* _Aim of the task_: Pick out the lines in the listing below that contain the word "adjusted" and copy them.

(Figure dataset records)
## Start
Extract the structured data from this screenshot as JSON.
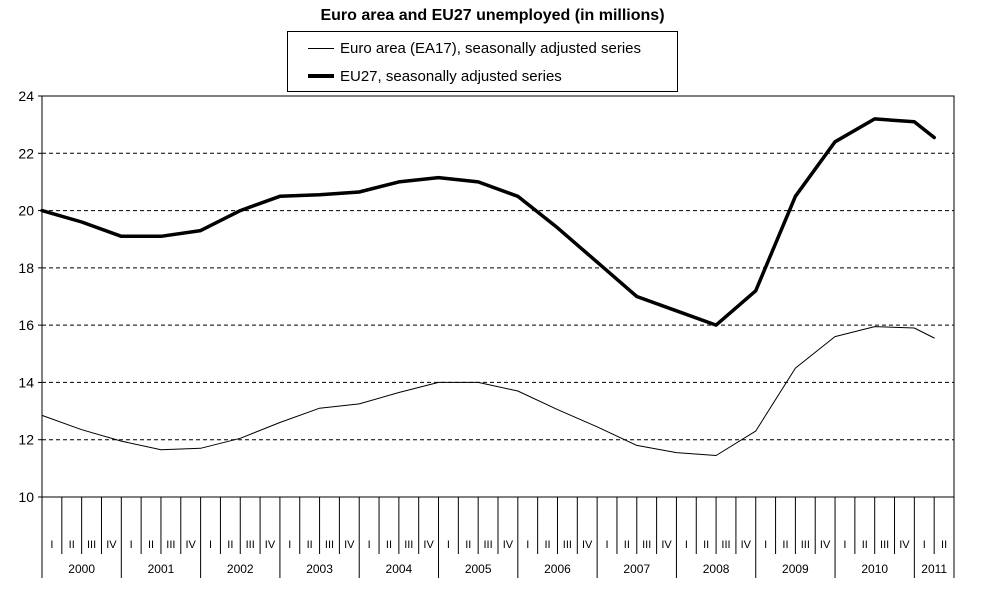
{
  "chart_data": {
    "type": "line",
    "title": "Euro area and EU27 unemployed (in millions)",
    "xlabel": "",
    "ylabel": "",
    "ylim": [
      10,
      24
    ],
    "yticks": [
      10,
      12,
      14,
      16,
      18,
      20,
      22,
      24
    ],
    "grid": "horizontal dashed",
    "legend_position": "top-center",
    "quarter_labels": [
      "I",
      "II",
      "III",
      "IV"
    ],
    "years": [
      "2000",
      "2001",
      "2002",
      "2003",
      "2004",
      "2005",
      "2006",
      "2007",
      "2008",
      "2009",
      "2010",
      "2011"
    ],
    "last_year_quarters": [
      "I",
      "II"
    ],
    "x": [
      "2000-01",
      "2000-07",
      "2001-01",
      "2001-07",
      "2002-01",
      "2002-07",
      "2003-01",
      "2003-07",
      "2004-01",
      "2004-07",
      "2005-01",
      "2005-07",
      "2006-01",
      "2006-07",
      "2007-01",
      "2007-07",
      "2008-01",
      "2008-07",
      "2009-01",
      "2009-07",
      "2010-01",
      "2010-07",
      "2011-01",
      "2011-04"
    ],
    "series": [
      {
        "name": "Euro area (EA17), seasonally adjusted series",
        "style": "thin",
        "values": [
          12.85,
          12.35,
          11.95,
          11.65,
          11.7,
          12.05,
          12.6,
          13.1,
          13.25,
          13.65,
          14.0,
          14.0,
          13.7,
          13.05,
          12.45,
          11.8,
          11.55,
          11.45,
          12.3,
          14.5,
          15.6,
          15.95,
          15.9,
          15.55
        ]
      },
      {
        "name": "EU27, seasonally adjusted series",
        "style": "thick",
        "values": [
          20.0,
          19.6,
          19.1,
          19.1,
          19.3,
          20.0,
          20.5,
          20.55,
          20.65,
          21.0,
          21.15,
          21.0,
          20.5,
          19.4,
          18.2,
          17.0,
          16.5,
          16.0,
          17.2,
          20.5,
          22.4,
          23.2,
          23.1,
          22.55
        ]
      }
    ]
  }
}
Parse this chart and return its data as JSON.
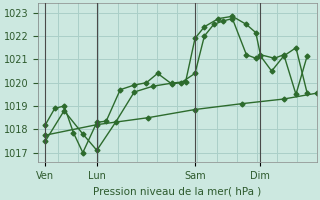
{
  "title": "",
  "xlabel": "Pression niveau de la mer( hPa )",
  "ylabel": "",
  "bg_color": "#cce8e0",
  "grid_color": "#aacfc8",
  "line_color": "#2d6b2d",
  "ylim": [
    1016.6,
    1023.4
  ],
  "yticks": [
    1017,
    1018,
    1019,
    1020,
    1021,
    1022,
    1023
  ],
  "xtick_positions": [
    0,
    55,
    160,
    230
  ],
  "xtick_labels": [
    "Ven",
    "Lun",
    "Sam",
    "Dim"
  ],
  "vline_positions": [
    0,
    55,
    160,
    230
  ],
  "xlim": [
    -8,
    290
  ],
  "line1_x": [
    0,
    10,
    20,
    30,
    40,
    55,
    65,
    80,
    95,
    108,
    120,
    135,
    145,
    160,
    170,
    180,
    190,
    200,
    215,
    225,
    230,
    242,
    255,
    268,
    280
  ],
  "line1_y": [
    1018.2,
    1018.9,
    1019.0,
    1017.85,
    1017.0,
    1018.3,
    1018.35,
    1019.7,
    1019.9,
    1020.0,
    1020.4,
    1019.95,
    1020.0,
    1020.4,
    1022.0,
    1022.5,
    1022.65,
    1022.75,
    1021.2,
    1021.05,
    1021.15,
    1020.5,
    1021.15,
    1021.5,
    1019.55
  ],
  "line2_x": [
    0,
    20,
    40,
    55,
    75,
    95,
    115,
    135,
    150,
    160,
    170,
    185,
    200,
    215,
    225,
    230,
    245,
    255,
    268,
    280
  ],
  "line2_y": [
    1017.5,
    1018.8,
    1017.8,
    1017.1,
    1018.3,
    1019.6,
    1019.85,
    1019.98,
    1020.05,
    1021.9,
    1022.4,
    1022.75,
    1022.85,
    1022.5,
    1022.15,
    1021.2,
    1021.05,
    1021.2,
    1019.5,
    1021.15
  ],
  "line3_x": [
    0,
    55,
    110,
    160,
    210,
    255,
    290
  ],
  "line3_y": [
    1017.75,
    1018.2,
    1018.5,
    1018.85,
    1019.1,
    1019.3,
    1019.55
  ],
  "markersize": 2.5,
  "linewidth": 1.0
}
## End
* _Task answer_:
        "name": "Euro area (EA17), seasonally adjusted series",
        "name": "EU27, seasonally adjusted series",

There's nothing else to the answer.